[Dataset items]

....

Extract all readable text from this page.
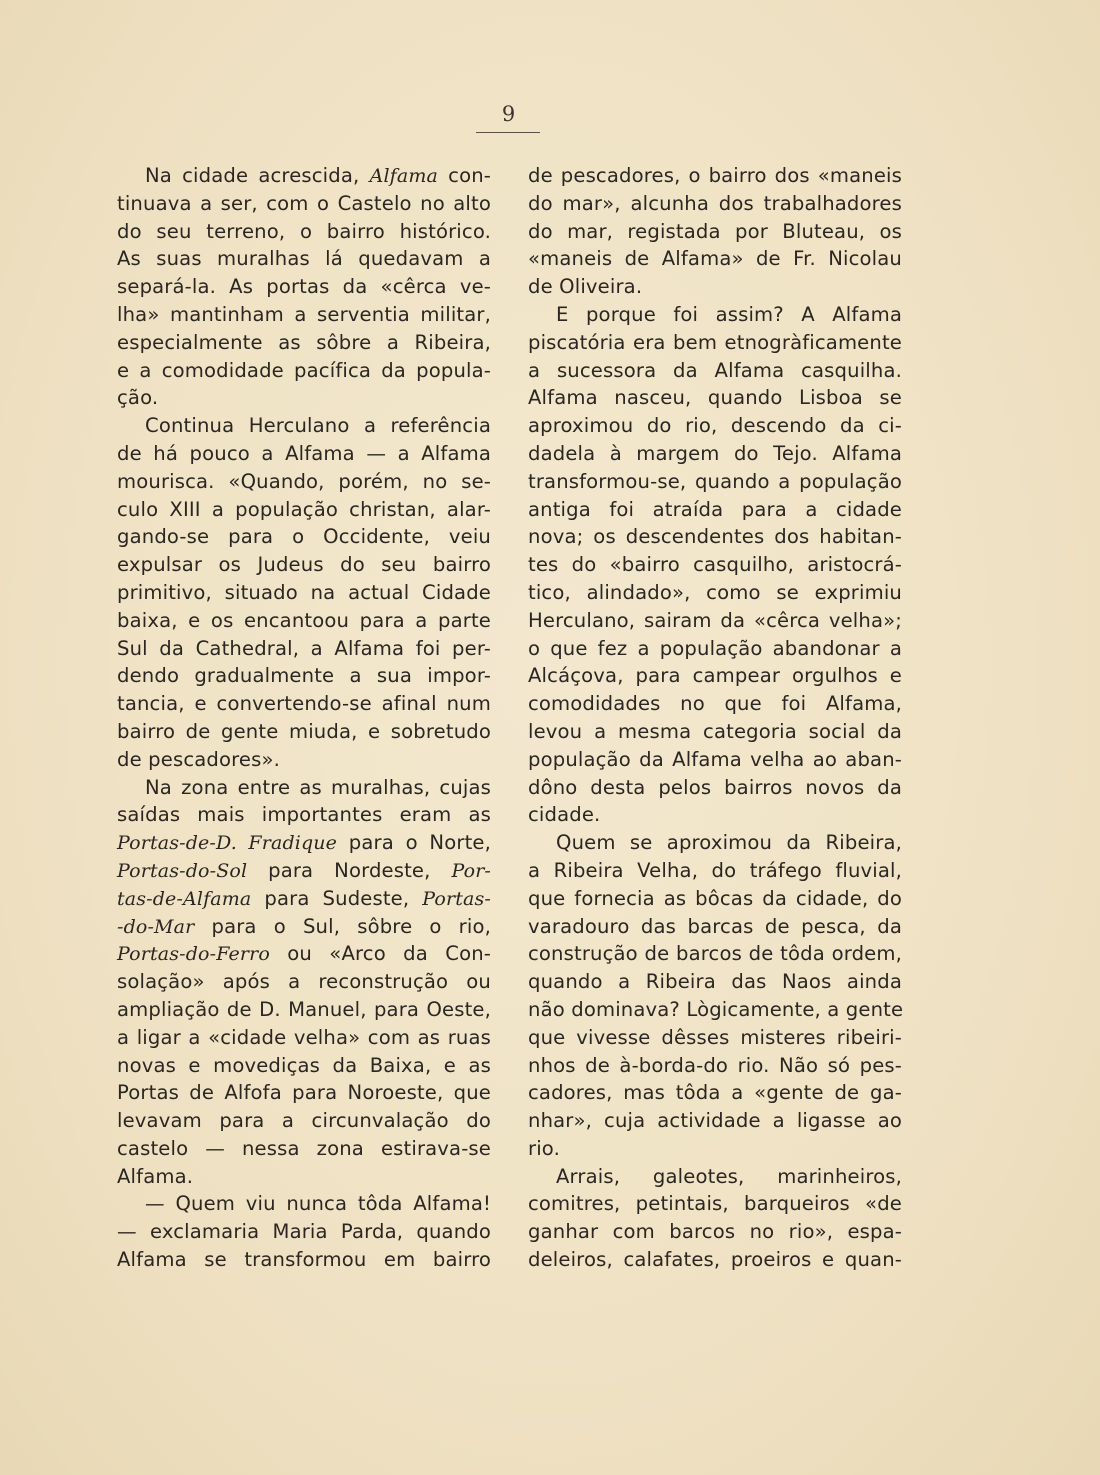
9
Na cidade acrescida, Alfama con-
tinuava a ser, com o Castelo no alto
do seu terreno, o bairro histórico.
As suas muralhas lá quedavam a
separá-la. As portas da «cêrca ve-
lha» mantinham a serventia militar,
especialmente as sôbre a Ribeira,
e a comodidade pacífica da popula-
ção.
Continua Herculano a referência
de há pouco a Alfama — a Alfama
mourisca. «Quando, porém, no se-
culo XIII a população christan, alar-
gando-se para o Occidente, veiu
expulsar os Judeus do seu bairro
primitivo, situado na actual Cidade
baixa, e os encantoou para a parte
Sul da Cathedral, a Alfama foi per-
dendo gradualmente a sua impor-
tancia, e convertendo-se afinal num
bairro de gente miuda, e sobretudo
de pescadores».
Na zona entre as muralhas, cujas
saídas mais importantes eram as
Portas-de-D. Fradique para o Norte,
Portas-do-Sol para Nordeste, Por-
tas-de-Alfama para Sudeste, Portas-
-do-Mar para o Sul, sôbre o rio,
Portas-do-Ferro ou «Arco da Con-
solação» após a reconstrução ou
ampliação de D. Manuel, para Oeste,
a ligar a «cidade velha» com as ruas
novas e movediças da Baixa, e as
Portas de Alfofa para Noroeste, que
levavam para a circunvalação do
castelo — nessa zona estirava-se
Alfama.
— Quem viu nunca tôda Alfama!
— exclamaria Maria Parda, quando
Alfama se transformou em bairro
de pescadores, o bairro dos «maneis
do mar», alcunha dos trabalhadores
do mar, registada por Bluteau, os
«maneis de Alfama» de Fr. Nicolau
de Oliveira.
E porque foi assim? A Alfama
piscatória era bem etnogràficamente
a sucessora da Alfama casquilha.
Alfama nasceu, quando Lisboa se
aproximou do rio, descendo da ci-
dadela à margem do Tejo. Alfama
transformou-se, quando a população
antiga foi atraída para a cidade
nova; os descendentes dos habitan-
tes do «bairro casquilho, aristocrá-
tico, alindado», como se exprimiu
Herculano, sairam da «cêrca velha»;
o que fez a população abandonar a
Alcáçova, para campear orgulhos e
comodidades no que foi Alfama,
levou a mesma categoria social da
população da Alfama velha ao aban-
dôno desta pelos bairros novos da
cidade.
Quem se aproximou da Ribeira,
a Ribeira Velha, do tráfego fluvial,
que fornecia as bôcas da cidade, do
varadouro das barcas de pesca, da
construção de barcos de tôda ordem,
quando a Ribeira das Naos ainda
não dominava? Lògicamente, a gente
que vivesse dêsses misteres ribeiri-
nhos de à-borda-do rio. Não só pes-
cadores, mas tôda a «gente de ga-
nhar», cuja actividade a ligasse ao
rio.
Arrais, galeotes, marinheiros,
comitres, petintais, barqueiros «de
ganhar com barcos no rio», espa-
deleiros, calafates, proeiros e quan-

....

Do this: From the material above, count the lines that include "tôda" and give only the total.

Answer below: 3